Given problem:
Write out the listing below again, precisely as it is given.

Dataset entries:
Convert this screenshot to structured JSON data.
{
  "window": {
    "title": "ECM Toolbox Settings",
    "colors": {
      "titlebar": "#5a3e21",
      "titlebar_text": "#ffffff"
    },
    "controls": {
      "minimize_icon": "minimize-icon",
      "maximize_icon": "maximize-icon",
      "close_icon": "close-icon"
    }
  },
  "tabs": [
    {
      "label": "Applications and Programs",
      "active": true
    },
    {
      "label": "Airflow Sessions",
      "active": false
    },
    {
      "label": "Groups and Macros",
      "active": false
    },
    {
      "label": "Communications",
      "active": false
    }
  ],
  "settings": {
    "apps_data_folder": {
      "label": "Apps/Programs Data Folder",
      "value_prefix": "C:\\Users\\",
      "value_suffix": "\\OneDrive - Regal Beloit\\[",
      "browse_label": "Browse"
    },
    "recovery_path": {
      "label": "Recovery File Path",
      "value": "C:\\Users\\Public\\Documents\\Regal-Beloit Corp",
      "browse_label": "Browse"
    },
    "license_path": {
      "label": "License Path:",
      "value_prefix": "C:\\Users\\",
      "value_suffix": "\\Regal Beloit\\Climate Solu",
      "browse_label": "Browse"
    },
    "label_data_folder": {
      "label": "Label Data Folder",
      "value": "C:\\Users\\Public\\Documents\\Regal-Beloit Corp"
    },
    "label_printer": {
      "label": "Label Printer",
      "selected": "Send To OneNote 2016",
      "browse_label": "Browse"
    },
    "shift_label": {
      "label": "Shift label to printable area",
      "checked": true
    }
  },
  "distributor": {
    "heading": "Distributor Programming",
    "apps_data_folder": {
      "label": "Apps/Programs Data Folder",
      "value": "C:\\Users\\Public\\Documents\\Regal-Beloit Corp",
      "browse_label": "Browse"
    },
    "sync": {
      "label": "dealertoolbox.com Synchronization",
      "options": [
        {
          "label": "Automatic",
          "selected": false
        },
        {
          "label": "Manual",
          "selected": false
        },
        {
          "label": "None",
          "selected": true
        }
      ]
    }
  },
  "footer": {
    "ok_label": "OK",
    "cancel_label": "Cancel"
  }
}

The response:
Convert this screenshot to structured JSON data.
{
  "window": {
    "title": "ECM Toolbox Settings",
    "colors": {
      "titlebar": "#5a3e21",
      "titlebar_text": "#ffffff"
    },
    "controls": {
      "minimize_icon": "minimize-icon",
      "maximize_icon": "maximize-icon",
      "close_icon": "close-icon"
    }
  },
  "tabs": [
    {
      "label": "Applications and Programs",
      "active": true
    },
    {
      "label": "Airflow Sessions",
      "active": false
    },
    {
      "label": "Groups and Macros",
      "active": false
    },
    {
      "label": "Communications",
      "active": false
    }
  ],
  "settings": {
    "apps_data_folder": {
      "label": "Apps/Programs Data Folder",
      "value_prefix": "C:\\Users\\",
      "value_suffix": "\\OneDrive - Regal Beloit\\[",
      "browse_label": "Browse"
    },
    "recovery_path": {
      "label": "Recovery File Path",
      "value": "C:\\Users\\Public\\Documents\\Regal-Beloit Corp",
      "browse_label": "Browse"
    },
    "license_path": {
      "label": "License Path:",
      "value_prefix": "C:\\Users\\",
      "value_suffix": "\\Regal Beloit\\Climate Solu",
      "browse_label": "Browse"
    },
    "label_data_folder": {
      "label": "Label Data Folder",
      "value": "C:\\Users\\Public\\Documents\\Regal-Beloit Corp"
    },
    "label_printer": {
      "label": "Label Printer",
      "selected": "Send To OneNote 2016",
      "browse_label": "Browse"
    },
    "shift_label": {
      "label": "Shift label to printable area",
      "checked": true
    }
  },
  "distributor": {
    "heading": "Distributor Programming",
    "apps_data_folder": {
      "label": "Apps/Programs Data Folder",
      "value": "C:\\Users\\Public\\Documents\\Regal-Beloit Corp",
      "browse_label": "Browse"
    },
    "sync": {
      "label": "dealertoolbox.com Synchronization",
      "options": [
        {
          "label": "Automatic",
          "selected": false
        },
        {
          "label": "Manual",
          "selected": false
        },
        {
          "label": "None",
          "selected": true
        }
      ]
    }
  },
  "footer": {
    "ok_label": "OK",
    "cancel_label": "Cancel"
  }
}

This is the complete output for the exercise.